Data for processing:
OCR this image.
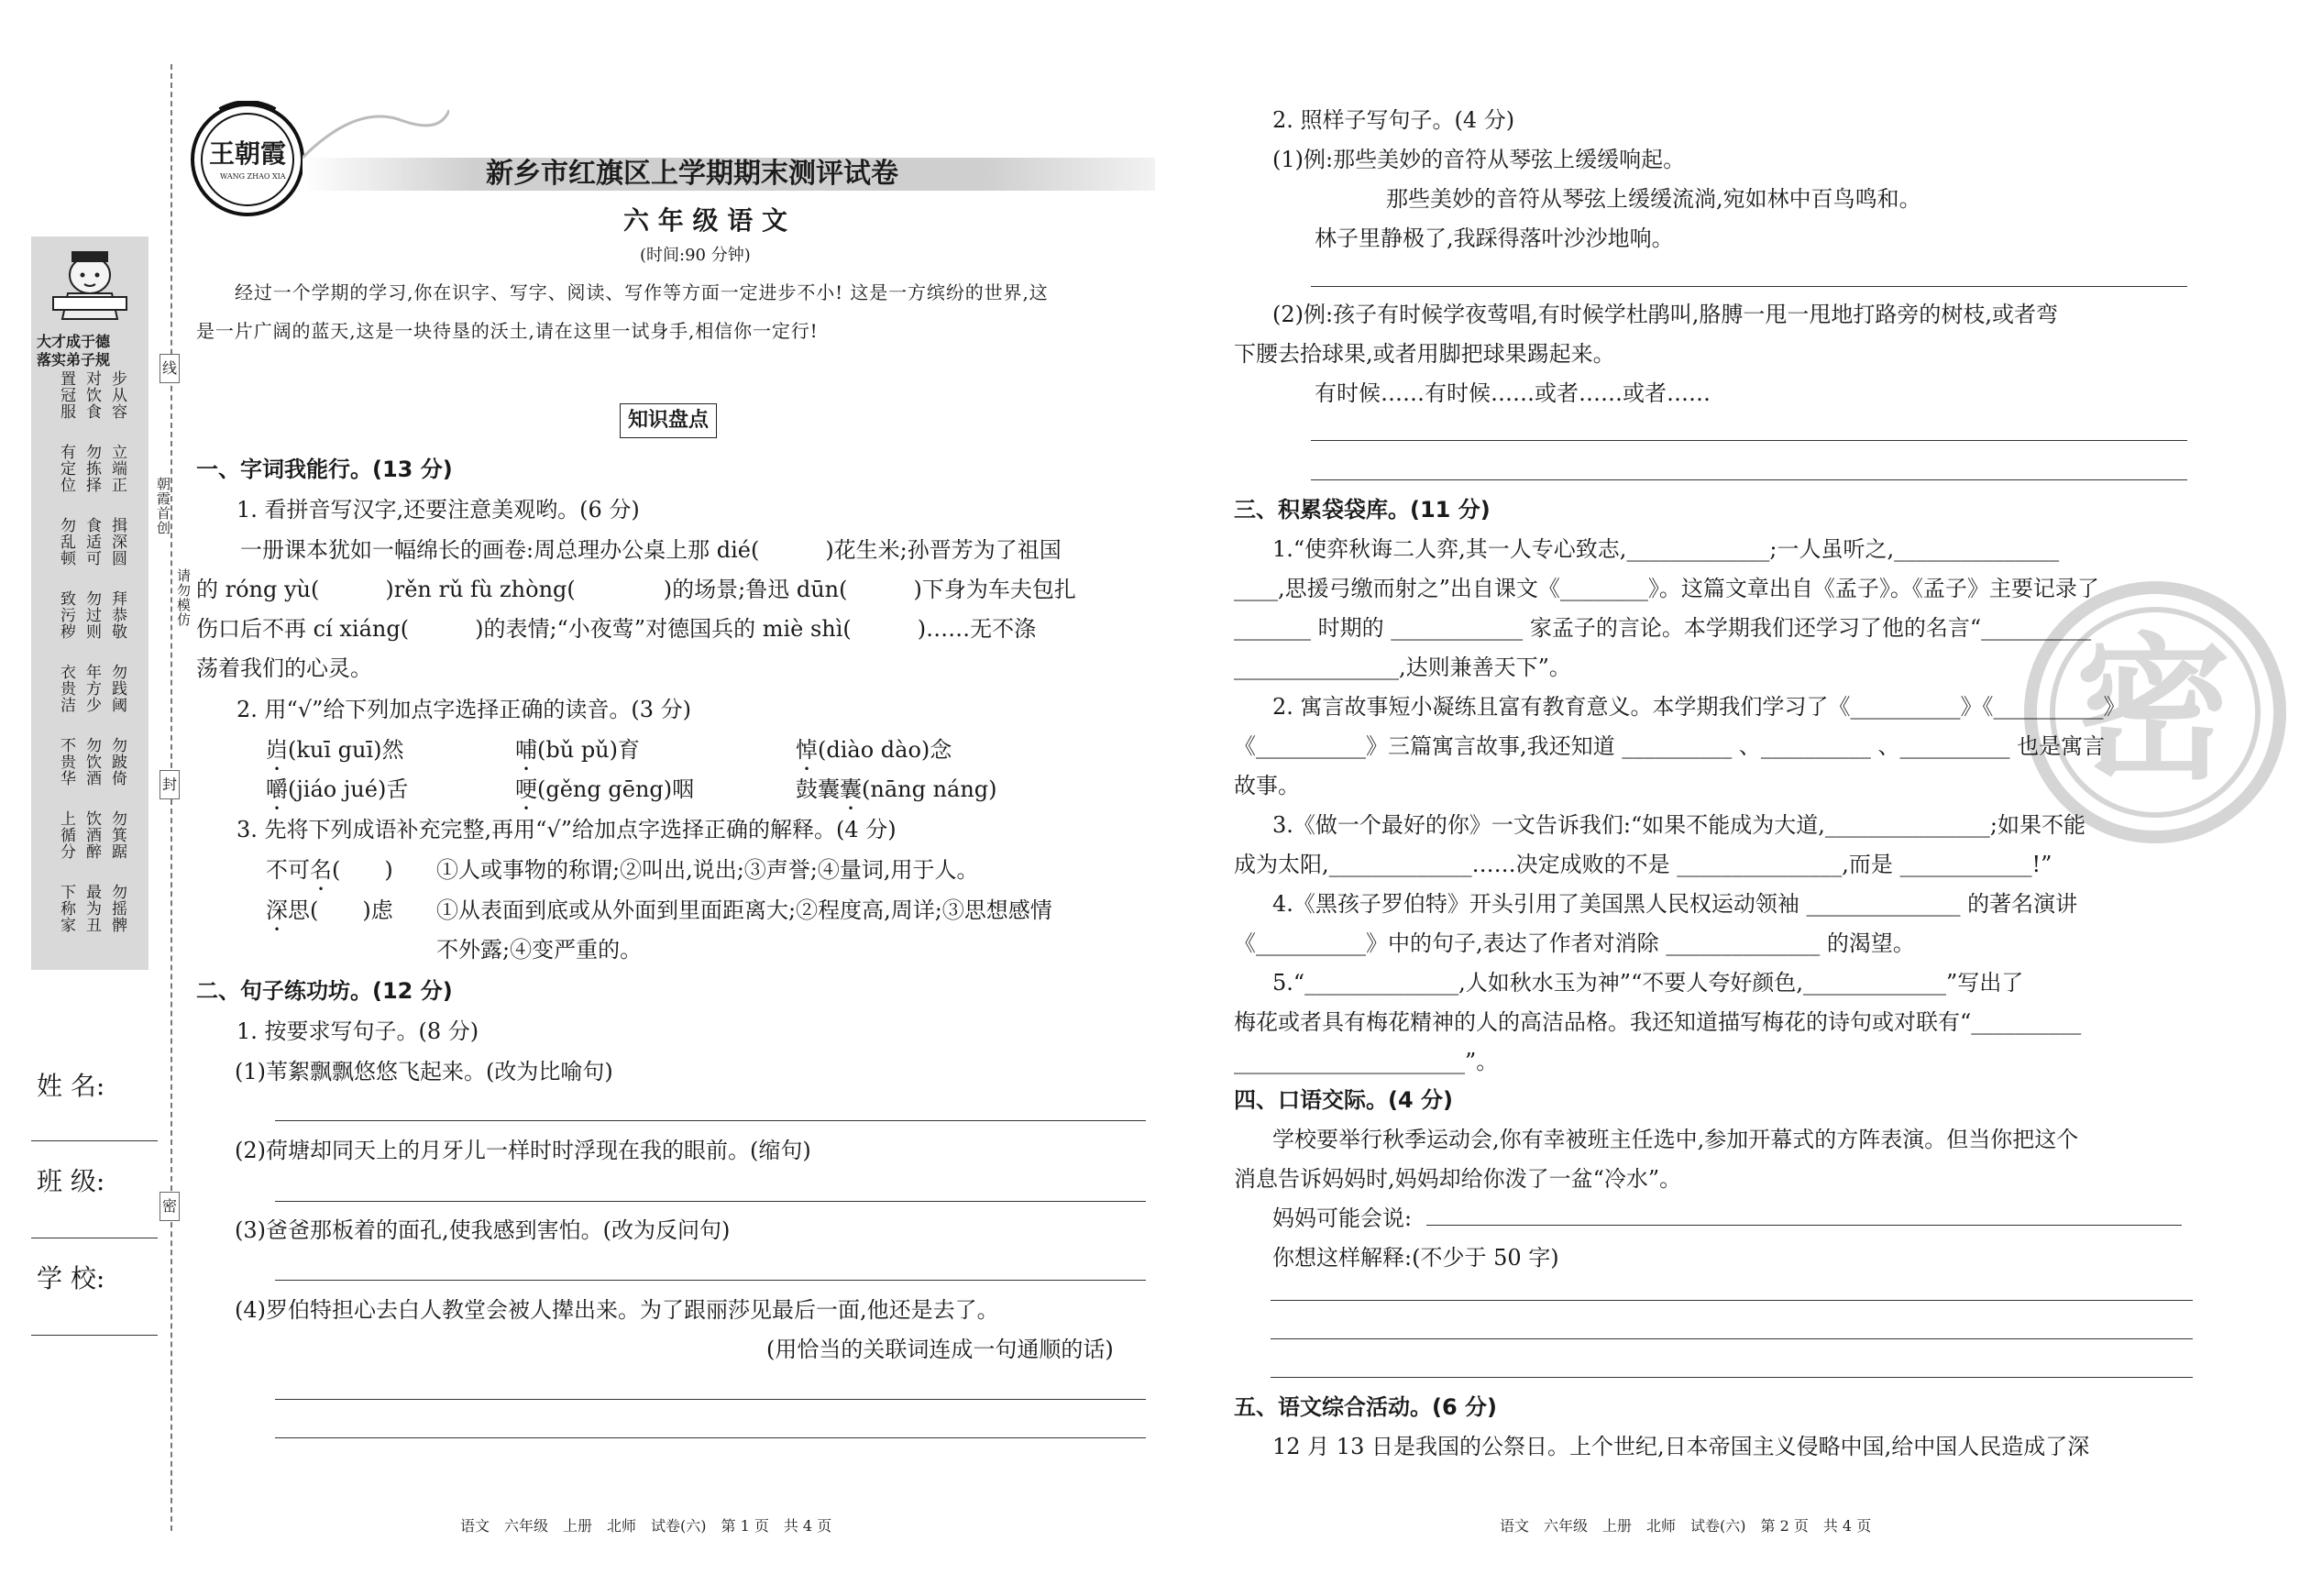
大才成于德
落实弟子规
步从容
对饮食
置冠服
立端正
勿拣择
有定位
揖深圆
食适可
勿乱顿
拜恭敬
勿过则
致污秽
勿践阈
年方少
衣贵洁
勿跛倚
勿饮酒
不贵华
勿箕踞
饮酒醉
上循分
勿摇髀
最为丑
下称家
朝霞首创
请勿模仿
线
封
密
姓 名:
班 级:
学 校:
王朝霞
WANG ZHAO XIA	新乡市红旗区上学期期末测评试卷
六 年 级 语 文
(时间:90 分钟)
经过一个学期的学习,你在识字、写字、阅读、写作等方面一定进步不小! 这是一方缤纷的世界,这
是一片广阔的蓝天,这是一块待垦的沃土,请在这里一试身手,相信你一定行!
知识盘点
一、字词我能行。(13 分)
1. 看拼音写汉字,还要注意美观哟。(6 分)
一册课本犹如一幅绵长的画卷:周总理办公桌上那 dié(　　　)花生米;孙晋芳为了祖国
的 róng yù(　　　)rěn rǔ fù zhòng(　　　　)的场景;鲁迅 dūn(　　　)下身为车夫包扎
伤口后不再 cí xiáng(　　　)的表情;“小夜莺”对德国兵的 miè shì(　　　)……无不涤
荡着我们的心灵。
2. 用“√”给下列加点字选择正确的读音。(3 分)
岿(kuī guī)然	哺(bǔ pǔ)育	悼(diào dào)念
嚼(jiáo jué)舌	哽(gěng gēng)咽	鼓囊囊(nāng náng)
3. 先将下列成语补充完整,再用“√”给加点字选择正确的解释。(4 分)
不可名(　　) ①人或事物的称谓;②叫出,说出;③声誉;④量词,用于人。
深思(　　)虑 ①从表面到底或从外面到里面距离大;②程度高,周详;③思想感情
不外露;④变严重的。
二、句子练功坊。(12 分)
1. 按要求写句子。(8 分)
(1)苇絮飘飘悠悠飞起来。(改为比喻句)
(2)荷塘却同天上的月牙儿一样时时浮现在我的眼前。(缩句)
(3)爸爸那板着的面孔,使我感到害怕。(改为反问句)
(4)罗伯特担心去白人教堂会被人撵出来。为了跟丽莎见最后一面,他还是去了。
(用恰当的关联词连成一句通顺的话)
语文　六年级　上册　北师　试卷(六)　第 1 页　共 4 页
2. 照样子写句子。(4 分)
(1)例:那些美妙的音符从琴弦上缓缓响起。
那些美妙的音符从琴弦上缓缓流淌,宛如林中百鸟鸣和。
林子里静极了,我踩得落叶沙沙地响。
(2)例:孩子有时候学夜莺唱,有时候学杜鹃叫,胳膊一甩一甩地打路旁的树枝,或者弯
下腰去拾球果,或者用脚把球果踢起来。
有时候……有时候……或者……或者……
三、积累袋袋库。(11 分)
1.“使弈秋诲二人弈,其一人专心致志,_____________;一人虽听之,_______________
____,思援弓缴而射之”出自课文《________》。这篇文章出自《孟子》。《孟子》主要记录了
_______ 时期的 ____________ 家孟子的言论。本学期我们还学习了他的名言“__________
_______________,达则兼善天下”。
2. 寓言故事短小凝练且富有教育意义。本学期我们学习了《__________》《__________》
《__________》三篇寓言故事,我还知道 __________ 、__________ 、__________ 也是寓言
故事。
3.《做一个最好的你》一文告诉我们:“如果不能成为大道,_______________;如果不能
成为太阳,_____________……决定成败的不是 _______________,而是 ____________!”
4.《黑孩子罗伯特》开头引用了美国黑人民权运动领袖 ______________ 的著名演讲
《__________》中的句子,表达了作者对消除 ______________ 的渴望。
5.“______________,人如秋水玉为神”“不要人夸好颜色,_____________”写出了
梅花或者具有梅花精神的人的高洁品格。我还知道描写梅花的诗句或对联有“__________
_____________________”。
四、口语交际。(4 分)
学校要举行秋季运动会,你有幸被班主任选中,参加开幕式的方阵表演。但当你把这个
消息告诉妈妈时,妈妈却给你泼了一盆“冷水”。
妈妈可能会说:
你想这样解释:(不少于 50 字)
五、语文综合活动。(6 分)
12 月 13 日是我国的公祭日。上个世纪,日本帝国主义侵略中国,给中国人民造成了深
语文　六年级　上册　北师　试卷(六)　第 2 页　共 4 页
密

Goal: Write the records out once more, exactly as they appear, with no pictures.

Task result:
OCR this image.
大才成于德
落实弟子规
步从容
对饮食
置冠服
立端正
勿拣择
有定位
揖深圆
食适可
勿乱顿
拜恭敬
勿过则
致污秽
勿践阈
年方少
衣贵洁
勿跛倚
勿饮酒
不贵华
勿箕踞
饮酒醉
上循分
勿摇髀
最为丑
下称家
朝霞首创
请勿模仿
线
封
密
姓 名:
班 级:
学 校:
王朝霞
WANG ZHAO XIA	新乡市红旗区上学期期末测评试卷
六 年 级 语 文
(时间:90 分钟)
经过一个学期的学习,你在识字、写字、阅读、写作等方面一定进步不小! 这是一方缤纷的世界,这
是一片广阔的蓝天,这是一块待垦的沃土,请在这里一试身手,相信你一定行!
知识盘点
一、字词我能行。(13 分)
1. 看拼音写汉字,还要注意美观哟。(6 分)
一册课本犹如一幅绵长的画卷:周总理办公桌上那 dié(　　　)花生米;孙晋芳为了祖国
的 róng yù(　　　)rěn rǔ fù zhòng(　　　　)的场景;鲁迅 dūn(　　　)下身为车夫包扎
伤口后不再 cí xiáng(　　　)的表情;“小夜莺”对德国兵的 miè shì(　　　)……无不涤
荡着我们的心灵。
2. 用“√”给下列加点字选择正确的读音。(3 分)
岿(kuī guī)然	哺(bǔ pǔ)育	悼(diào dào)念
嚼(jiáo jué)舌	哽(gěng gēng)咽	鼓囊囊(nāng náng)
3. 先将下列成语补充完整,再用“√”给加点字选择正确的解释。(4 分)
不可名(　　) ①人或事物的称谓;②叫出,说出;③声誉;④量词,用于人。
深思(　　)虑 ①从表面到底或从外面到里面距离大;②程度高,周详;③思想感情
不外露;④变严重的。
二、句子练功坊。(12 分)
1. 按要求写句子。(8 分)
(1)苇絮飘飘悠悠飞起来。(改为比喻句)
(2)荷塘却同天上的月牙儿一样时时浮现在我的眼前。(缩句)
(3)爸爸那板着的面孔,使我感到害怕。(改为反问句)
(4)罗伯特担心去白人教堂会被人撵出来。为了跟丽莎见最后一面,他还是去了。
(用恰当的关联词连成一句通顺的话)
语文　六年级　上册　北师　试卷(六)　第 1 页　共 4 页
2. 照样子写句子。(4 分)
(1)例:那些美妙的音符从琴弦上缓缓响起。
那些美妙的音符从琴弦上缓缓流淌,宛如林中百鸟鸣和。
林子里静极了,我踩得落叶沙沙地响。
(2)例:孩子有时候学夜莺唱,有时候学杜鹃叫,胳膊一甩一甩地打路旁的树枝,或者弯
下腰去拾球果,或者用脚把球果踢起来。
有时候……有时候……或者……或者……
三、积累袋袋库。(11 分)
1.“使弈秋诲二人弈,其一人专心致志,_____________;一人虽听之,_______________
____,思援弓缴而射之”出自课文《________》。这篇文章出自《孟子》。《孟子》主要记录了
_______ 时期的 ____________ 家孟子的言论。本学期我们还学习了他的名言“__________
_______________,达则兼善天下”。
2. 寓言故事短小凝练且富有教育意义。本学期我们学习了《__________》《__________》
《__________》三篇寓言故事,我还知道 __________ 、__________ 、__________ 也是寓言
故事。
3.《做一个最好的你》一文告诉我们:“如果不能成为大道,_______________;如果不能
成为太阳,_____________……决定成败的不是 _______________,而是 ____________!”
4.《黑孩子罗伯特》开头引用了美国黑人民权运动领袖 ______________ 的著名演讲
《__________》中的句子,表达了作者对消除 ______________ 的渴望。
5.“______________,人如秋水玉为神”“不要人夸好颜色,_____________”写出了
梅花或者具有梅花精神的人的高洁品格。我还知道描写梅花的诗句或对联有“__________
_____________________”。
四、口语交际。(4 分)
学校要举行秋季运动会,你有幸被班主任选中,参加开幕式的方阵表演。但当你把这个
消息告诉妈妈时,妈妈却给你泼了一盆“冷水”。
妈妈可能会说:
你想这样解释:(不少于 50 字)
五、语文综合活动。(6 分)
12 月 13 日是我国的公祭日。上个世纪,日本帝国主义侵略中国,给中国人民造成了深
语文　六年级　上册　北师　试卷(六)　第 2 页　共 4 页
密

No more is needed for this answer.